-- Start Dataset content --
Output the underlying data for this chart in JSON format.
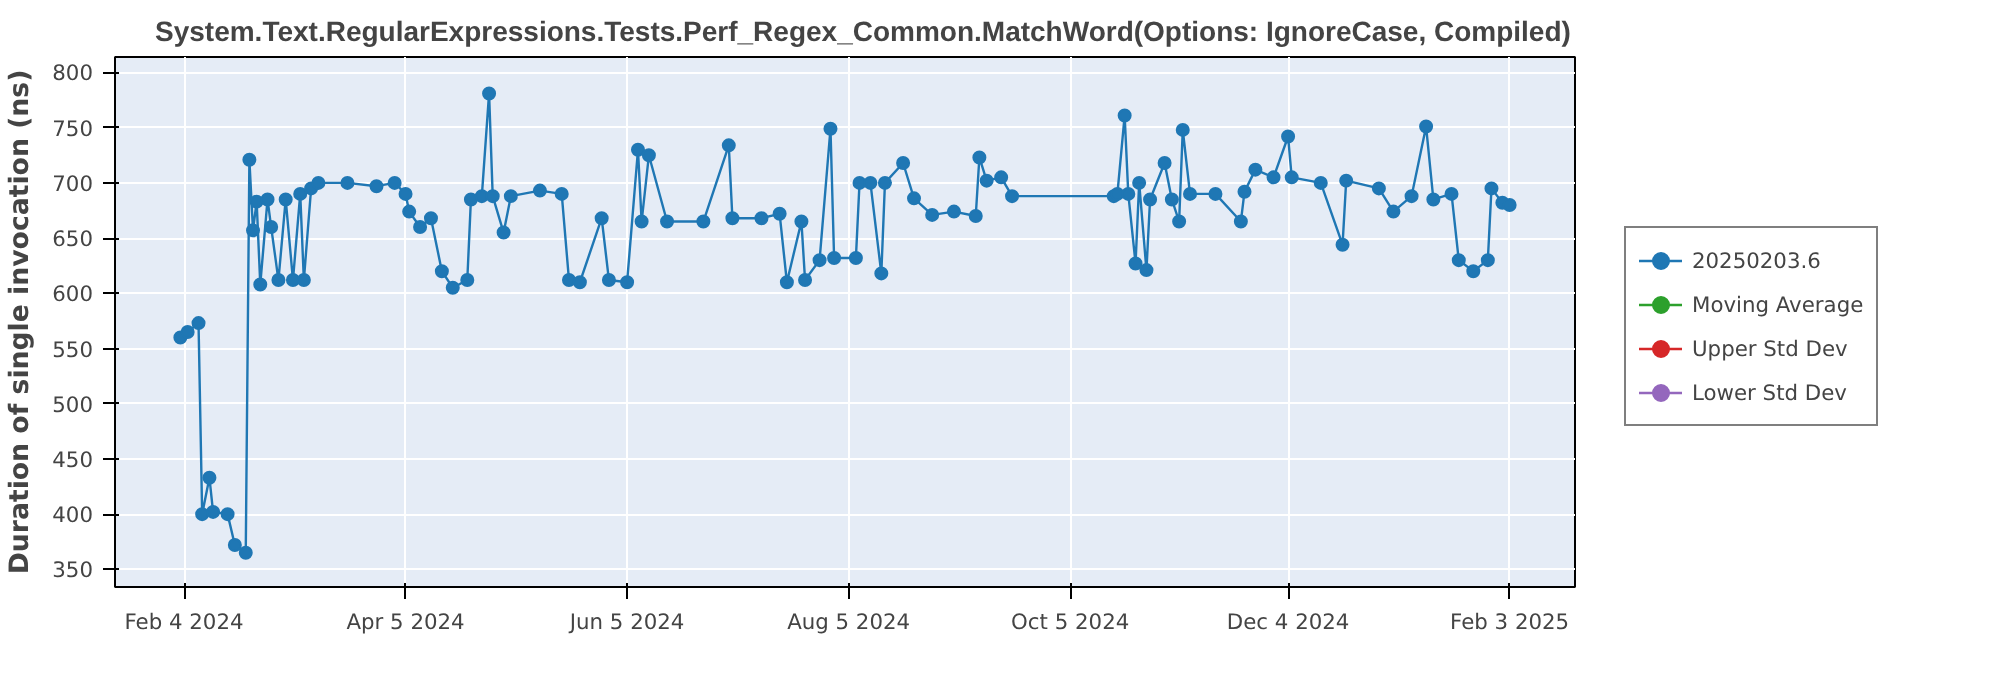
{
  "chart_data": {
    "type": "line",
    "title": "System.Text.RegularExpressions.Tests.Perf_Regex_Common.MatchWord(Options: IgnoreCase, Compiled)",
    "ylabel": "Duration of single invocation (ns)",
    "x": [
      "2024-02-03",
      "2024-02-05",
      "2024-02-08",
      "2024-02-09",
      "2024-02-11",
      "2024-02-12",
      "2024-02-16",
      "2024-02-18",
      "2024-02-21",
      "2024-02-22",
      "2024-02-23",
      "2024-02-24",
      "2024-02-25",
      "2024-02-27",
      "2024-02-28",
      "2024-03-01",
      "2024-03-03",
      "2024-03-05",
      "2024-03-07",
      "2024-03-08",
      "2024-03-10",
      "2024-03-12",
      "2024-03-20",
      "2024-03-28",
      "2024-04-02",
      "2024-04-05",
      "2024-04-06",
      "2024-04-09",
      "2024-04-12",
      "2024-04-15",
      "2024-04-18",
      "2024-04-22",
      "2024-04-23",
      "2024-04-26",
      "2024-04-28",
      "2024-04-29",
      "2024-05-02",
      "2024-05-04",
      "2024-05-12",
      "2024-05-18",
      "2024-05-20",
      "2024-05-23",
      "2024-05-29",
      "2024-05-31",
      "2024-06-05",
      "2024-06-08",
      "2024-06-09",
      "2024-06-11",
      "2024-06-16",
      "2024-06-26",
      "2024-07-03",
      "2024-07-04",
      "2024-07-12",
      "2024-07-17",
      "2024-07-19",
      "2024-07-23",
      "2024-07-24",
      "2024-07-28",
      "2024-07-31",
      "2024-08-01",
      "2024-08-07",
      "2024-08-08",
      "2024-08-11",
      "2024-08-14",
      "2024-08-15",
      "2024-08-20",
      "2024-08-23",
      "2024-08-28",
      "2024-09-03",
      "2024-09-09",
      "2024-09-10",
      "2024-09-12",
      "2024-09-16",
      "2024-09-19",
      "2024-10-17",
      "2024-10-18",
      "2024-10-20",
      "2024-10-21",
      "2024-10-23",
      "2024-10-24",
      "2024-10-26",
      "2024-10-27",
      "2024-10-31",
      "2024-11-02",
      "2024-11-04",
      "2024-11-05",
      "2024-11-07",
      "2024-11-14",
      "2024-11-21",
      "2024-11-22",
      "2024-11-25",
      "2024-11-30",
      "2024-12-04",
      "2024-12-05",
      "2024-12-13",
      "2024-12-19",
      "2024-12-20",
      "2024-12-29",
      "2025-01-02",
      "2025-01-07",
      "2025-01-11",
      "2025-01-13",
      "2025-01-18",
      "2025-01-20",
      "2025-01-24",
      "2025-01-28",
      "2025-01-29",
      "2025-02-01",
      "2025-02-03"
    ],
    "series": [
      {
        "name": "20250203.6",
        "color": "#1f77b4",
        "values": [
          560,
          565,
          573,
          400,
          433,
          402,
          400,
          372,
          365,
          721,
          657,
          683,
          608,
          685,
          660,
          612,
          685,
          612,
          690,
          612,
          695,
          700,
          700,
          697,
          700,
          690,
          674,
          660,
          668,
          620,
          605,
          612,
          685,
          688,
          781,
          688,
          655,
          688,
          693,
          690,
          612,
          610,
          668,
          612,
          610,
          730,
          665,
          725,
          665,
          665,
          734,
          668,
          668,
          672,
          610,
          665,
          612,
          630,
          749,
          632,
          632,
          700,
          700,
          618,
          700,
          718,
          686,
          671,
          674,
          670,
          723,
          702,
          705,
          688,
          688,
          690,
          761,
          690,
          627,
          700,
          621,
          685,
          718,
          685,
          665,
          748,
          690,
          690,
          665,
          692,
          712,
          705,
          742,
          705,
          700,
          644,
          702,
          695,
          674,
          688,
          751,
          685,
          690,
          630,
          620,
          630,
          695,
          682,
          680
        ]
      },
      {
        "name": "Moving Average",
        "color": "#2ca02c",
        "values": [
          null,
          null,
          null,
          null,
          null,
          null,
          null,
          null,
          null,
          null,
          null,
          null,
          null,
          null,
          null,
          null,
          null,
          null,
          null,
          null,
          null,
          null,
          null,
          null,
          null,
          null,
          null,
          null,
          null,
          null,
          null,
          null,
          null,
          null,
          null,
          null,
          null,
          null,
          null,
          null,
          null,
          null,
          null,
          null,
          null,
          null,
          null,
          null,
          null,
          null,
          null,
          null,
          null,
          null,
          null,
          null,
          null,
          null,
          null,
          null,
          null,
          null,
          null,
          null,
          null,
          null,
          null,
          null,
          null,
          null,
          null,
          null,
          null,
          null,
          null,
          null,
          null,
          null,
          null,
          null,
          null,
          null,
          null,
          null,
          null,
          null,
          null,
          null,
          null,
          null,
          null,
          null,
          null,
          null,
          null,
          null,
          null,
          null,
          null,
          null,
          null,
          null,
          null,
          null,
          null,
          null,
          null,
          null,
          null
        ]
      },
      {
        "name": "Upper Std Dev",
        "color": "#d62728",
        "values": [
          null,
          null,
          null,
          null,
          null,
          null,
          null,
          null,
          null,
          null,
          null,
          null,
          null,
          null,
          null,
          null,
          null,
          null,
          null,
          null,
          null,
          null,
          null,
          null,
          null,
          null,
          null,
          null,
          null,
          null,
          null,
          null,
          null,
          null,
          null,
          null,
          null,
          null,
          null,
          null,
          null,
          null,
          null,
          null,
          null,
          null,
          null,
          null,
          null,
          null,
          null,
          null,
          null,
          null,
          null,
          null,
          null,
          null,
          null,
          null,
          null,
          null,
          null,
          null,
          null,
          null,
          null,
          null,
          null,
          null,
          null,
          null,
          null,
          null,
          null,
          null,
          null,
          null,
          null,
          null,
          null,
          null,
          null,
          null,
          null,
          null,
          null,
          null,
          null,
          null,
          null,
          null,
          null,
          null,
          null,
          null,
          null,
          null,
          null,
          null,
          null,
          null,
          null,
          null,
          null,
          null,
          null,
          null,
          null
        ]
      },
      {
        "name": "Lower Std Dev",
        "color": "#9467bd",
        "values": [
          null,
          null,
          null,
          null,
          null,
          null,
          null,
          null,
          null,
          null,
          null,
          null,
          null,
          null,
          null,
          null,
          null,
          null,
          null,
          null,
          null,
          null,
          null,
          null,
          null,
          null,
          null,
          null,
          null,
          null,
          null,
          null,
          null,
          null,
          null,
          null,
          null,
          null,
          null,
          null,
          null,
          null,
          null,
          null,
          null,
          null,
          null,
          null,
          null,
          null,
          null,
          null,
          null,
          null,
          null,
          null,
          null,
          null,
          null,
          null,
          null,
          null,
          null,
          null,
          null,
          null,
          null,
          null,
          null,
          null,
          null,
          null,
          null,
          null,
          null,
          null,
          null,
          null,
          null,
          null,
          null,
          null,
          null,
          null,
          null,
          null,
          null,
          null,
          null,
          null,
          null,
          null,
          null,
          null,
          null,
          null,
          null,
          null,
          null,
          null,
          null,
          null,
          null,
          null,
          null,
          null,
          null,
          null,
          null
        ]
      }
    ],
    "xlim": [
      "2024-01-16",
      "2025-02-21"
    ],
    "xticks": [
      {
        "value": "2024-02-04",
        "label": "Feb 4 2024"
      },
      {
        "value": "2024-04-05",
        "label": "Apr 5 2024"
      },
      {
        "value": "2024-06-05",
        "label": "Jun 5 2024"
      },
      {
        "value": "2024-08-05",
        "label": "Aug 5 2024"
      },
      {
        "value": "2024-10-05",
        "label": "Oct 5 2024"
      },
      {
        "value": "2024-12-04",
        "label": "Dec 4 2024"
      },
      {
        "value": "2025-02-03",
        "label": "Feb 3 2025"
      }
    ],
    "ylim": [
      334,
      814
    ],
    "yticks": [
      350,
      400,
      450,
      500,
      550,
      600,
      650,
      700,
      750,
      800
    ],
    "grid": true,
    "legend": "right",
    "marker": "circle",
    "line_style": "solid"
  }
}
-- End Dataset content --
To do:
In how many lines does the word "color" appear? Respond with the number alone.

Exercise answer:
4